== Task material
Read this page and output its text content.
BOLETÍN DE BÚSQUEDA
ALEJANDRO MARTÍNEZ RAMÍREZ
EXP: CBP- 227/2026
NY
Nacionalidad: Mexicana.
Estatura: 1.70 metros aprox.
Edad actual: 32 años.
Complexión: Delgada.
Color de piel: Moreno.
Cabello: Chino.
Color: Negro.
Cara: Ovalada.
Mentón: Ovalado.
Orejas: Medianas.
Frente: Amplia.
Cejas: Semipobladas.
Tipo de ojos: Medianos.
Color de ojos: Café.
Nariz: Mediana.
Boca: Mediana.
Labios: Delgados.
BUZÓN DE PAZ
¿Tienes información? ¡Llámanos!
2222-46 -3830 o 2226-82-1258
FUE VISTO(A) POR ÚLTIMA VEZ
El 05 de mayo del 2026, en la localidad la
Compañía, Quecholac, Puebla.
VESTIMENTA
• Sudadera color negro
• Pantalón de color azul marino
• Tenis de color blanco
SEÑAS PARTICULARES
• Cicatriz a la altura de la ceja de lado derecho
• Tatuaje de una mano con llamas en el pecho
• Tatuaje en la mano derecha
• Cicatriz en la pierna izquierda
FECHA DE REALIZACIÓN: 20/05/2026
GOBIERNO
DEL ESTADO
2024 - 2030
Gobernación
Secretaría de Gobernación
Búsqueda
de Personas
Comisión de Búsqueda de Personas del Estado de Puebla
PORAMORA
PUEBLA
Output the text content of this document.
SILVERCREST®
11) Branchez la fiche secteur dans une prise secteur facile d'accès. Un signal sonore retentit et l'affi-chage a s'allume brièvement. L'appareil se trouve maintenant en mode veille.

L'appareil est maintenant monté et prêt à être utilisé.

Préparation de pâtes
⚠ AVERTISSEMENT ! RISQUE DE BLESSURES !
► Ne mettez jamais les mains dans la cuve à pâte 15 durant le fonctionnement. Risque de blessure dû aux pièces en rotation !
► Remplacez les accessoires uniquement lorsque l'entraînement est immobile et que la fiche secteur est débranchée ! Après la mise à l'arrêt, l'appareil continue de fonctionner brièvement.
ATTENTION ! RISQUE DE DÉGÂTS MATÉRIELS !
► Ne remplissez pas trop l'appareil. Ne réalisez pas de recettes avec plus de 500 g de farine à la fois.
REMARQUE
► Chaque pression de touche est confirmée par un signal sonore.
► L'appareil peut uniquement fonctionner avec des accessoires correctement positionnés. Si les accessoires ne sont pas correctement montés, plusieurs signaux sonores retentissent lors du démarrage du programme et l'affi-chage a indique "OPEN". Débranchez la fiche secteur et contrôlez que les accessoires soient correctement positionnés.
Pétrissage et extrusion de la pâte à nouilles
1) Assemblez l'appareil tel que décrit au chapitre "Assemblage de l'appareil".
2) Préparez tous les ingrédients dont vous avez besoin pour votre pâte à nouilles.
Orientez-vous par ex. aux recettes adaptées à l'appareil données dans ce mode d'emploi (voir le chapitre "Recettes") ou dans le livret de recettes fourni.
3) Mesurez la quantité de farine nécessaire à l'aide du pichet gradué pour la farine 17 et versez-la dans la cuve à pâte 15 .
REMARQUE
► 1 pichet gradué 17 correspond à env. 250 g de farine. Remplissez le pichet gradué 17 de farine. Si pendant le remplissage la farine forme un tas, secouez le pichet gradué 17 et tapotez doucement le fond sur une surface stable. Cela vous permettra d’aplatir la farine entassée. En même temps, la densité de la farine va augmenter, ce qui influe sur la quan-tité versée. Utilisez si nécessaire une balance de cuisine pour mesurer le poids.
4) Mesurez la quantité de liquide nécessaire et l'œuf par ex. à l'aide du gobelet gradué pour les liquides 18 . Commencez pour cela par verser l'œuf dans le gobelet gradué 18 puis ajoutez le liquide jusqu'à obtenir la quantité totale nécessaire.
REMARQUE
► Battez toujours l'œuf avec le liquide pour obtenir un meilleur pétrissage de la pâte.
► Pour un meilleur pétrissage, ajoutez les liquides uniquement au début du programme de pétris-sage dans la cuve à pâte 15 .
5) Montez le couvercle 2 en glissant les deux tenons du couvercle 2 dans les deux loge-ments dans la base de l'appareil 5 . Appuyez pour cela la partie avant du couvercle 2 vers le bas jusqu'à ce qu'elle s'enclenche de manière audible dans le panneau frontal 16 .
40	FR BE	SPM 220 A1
====
• **Short exercise**: Go through the preceding material and copy each line that has the word "nécessaire".

• **Exercise answer**:
3) Mesurez la quantité de farine nécessaire à l'aide du pichet gradué pour la farine 17 et versez-la dans la cuve à pâte 15 .
► 1 pichet gradué 17 correspond à env. 250 g de farine. Remplissez le pichet gradué 17 de farine. Si pendant le remplissage la farine forme un tas, secouez le pichet gradué 17 et tapotez doucement le fond sur une surface stable. Cela vous permettra d’aplatir la farine entassée. En même temps, la densité de la farine va augmenter, ce qui influe sur la quan-tité versée. Utilisez si nécessaire une balance de cuisine pour mesurer le poids.
4) Mesurez la quantité de liquide nécessaire et l'œuf par ex. à l'aide du gobelet gradué pour les liquides 18 . Commencez pour cela par verser l'œuf dans le gobelet gradué 18 puis ajoutez le liquide jusqu'à obtenir la quantité totale nécessaire.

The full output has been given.